__Work to complete__: Retype the listing that follows, exactly as written.

┄┄┄┄┄┄┄┄┄┄

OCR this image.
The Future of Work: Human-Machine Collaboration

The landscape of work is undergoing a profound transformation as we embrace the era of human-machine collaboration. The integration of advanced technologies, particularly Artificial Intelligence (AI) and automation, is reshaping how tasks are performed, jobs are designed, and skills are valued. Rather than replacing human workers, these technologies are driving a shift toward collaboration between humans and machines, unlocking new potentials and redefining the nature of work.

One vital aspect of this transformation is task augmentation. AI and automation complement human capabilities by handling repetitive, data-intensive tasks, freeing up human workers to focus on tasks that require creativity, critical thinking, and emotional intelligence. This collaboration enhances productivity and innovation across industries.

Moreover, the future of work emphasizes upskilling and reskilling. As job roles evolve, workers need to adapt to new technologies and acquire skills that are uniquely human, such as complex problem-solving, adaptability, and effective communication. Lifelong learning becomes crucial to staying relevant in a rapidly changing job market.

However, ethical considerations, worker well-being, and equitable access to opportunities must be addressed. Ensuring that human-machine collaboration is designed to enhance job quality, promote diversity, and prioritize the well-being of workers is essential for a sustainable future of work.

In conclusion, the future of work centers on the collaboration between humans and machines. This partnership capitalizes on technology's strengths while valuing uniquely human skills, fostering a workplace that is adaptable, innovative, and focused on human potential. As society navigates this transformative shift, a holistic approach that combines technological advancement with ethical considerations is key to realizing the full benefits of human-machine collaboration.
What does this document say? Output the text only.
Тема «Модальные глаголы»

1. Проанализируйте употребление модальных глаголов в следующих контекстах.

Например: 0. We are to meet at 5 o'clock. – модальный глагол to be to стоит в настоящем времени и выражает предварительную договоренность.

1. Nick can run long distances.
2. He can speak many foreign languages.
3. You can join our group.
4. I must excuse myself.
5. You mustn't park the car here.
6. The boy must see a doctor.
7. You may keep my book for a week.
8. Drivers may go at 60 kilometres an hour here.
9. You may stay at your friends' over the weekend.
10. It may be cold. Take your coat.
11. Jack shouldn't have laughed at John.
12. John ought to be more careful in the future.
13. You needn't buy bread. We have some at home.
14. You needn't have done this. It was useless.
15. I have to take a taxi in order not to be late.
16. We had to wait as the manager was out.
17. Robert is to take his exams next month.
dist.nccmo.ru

┄┄┄┄┄┄┄┄┄┄

__Output of the exercise__:
OCR this image.
The Future of Work: Human-Machine Collaboration

The landscape of work is undergoing a profound transformation as we embrace the era of human-machine collaboration. The integration of advanced technologies, particularly Artificial Intelligence (AI) and automation, is reshaping how tasks are performed, jobs are designed, and skills are valued. Rather than replacing human workers, these technologies are driving a shift toward collaboration between humans and machines, unlocking new potentials and redefining the nature of work.

One vital aspect of this transformation is task augmentation. AI and automation complement human capabilities by handling repetitive, data-intensive tasks, freeing up human workers to focus on tasks that require creativity, critical thinking, and emotional intelligence. This collaboration enhances productivity and innovation across industries.

Moreover, the future of work emphasizes upskilling and reskilling. As job roles evolve, workers need to adapt to new technologies and acquire skills that are uniquely human, such as complex problem-solving, adaptability, and effective communication. Lifelong learning becomes crucial to staying relevant in a rapidly changing job market.

However, ethical considerations, worker well-being, and equitable access to opportunities must be addressed. Ensuring that human-machine collaboration is designed to enhance job quality, promote diversity, and prioritize the well-being of workers is essential for a sustainable future of work.

In conclusion, the future of work centers on the collaboration between humans and machines. This partnership capitalizes on technology's strengths while valuing uniquely human skills, fostering a workplace that is adaptable, innovative, and focused on human potential. As society navigates this transformative shift, a holistic approach that combines technological advancement with ethical considerations is key to realizing the full benefits of human-machine collaboration.
What does this document say? Output the text only.
Тема «Модальные глаголы»

1. Проанализируйте употребление модальных глаголов в следующих контекстах.

Например: 0. We are to meet at 5 o'clock. – модальный глагол to be to стоит в настоящем времени и выражает предварительную договоренность.

1. Nick can run long distances.
2. He can speak many foreign languages.
3. You can join our group.
4. I must excuse myself.
5. You mustn't park the car here.
6. The boy must see a doctor.
7. You may keep my book for a week.
8. Drivers may go at 60 kilometres an hour here.
9. You may stay at your friends' over the weekend.
10. It may be cold. Take your coat.
11. Jack shouldn't have laughed at John.
12. John ought to be more careful in the future.
13. You needn't buy bread. We have some at home.
14. You needn't have done this. It was useless.
15. I have to take a taxi in order not to be late.
16. We had to wait as the manager was out.
17. Robert is to take his exams next month.
dist.nccmo.ru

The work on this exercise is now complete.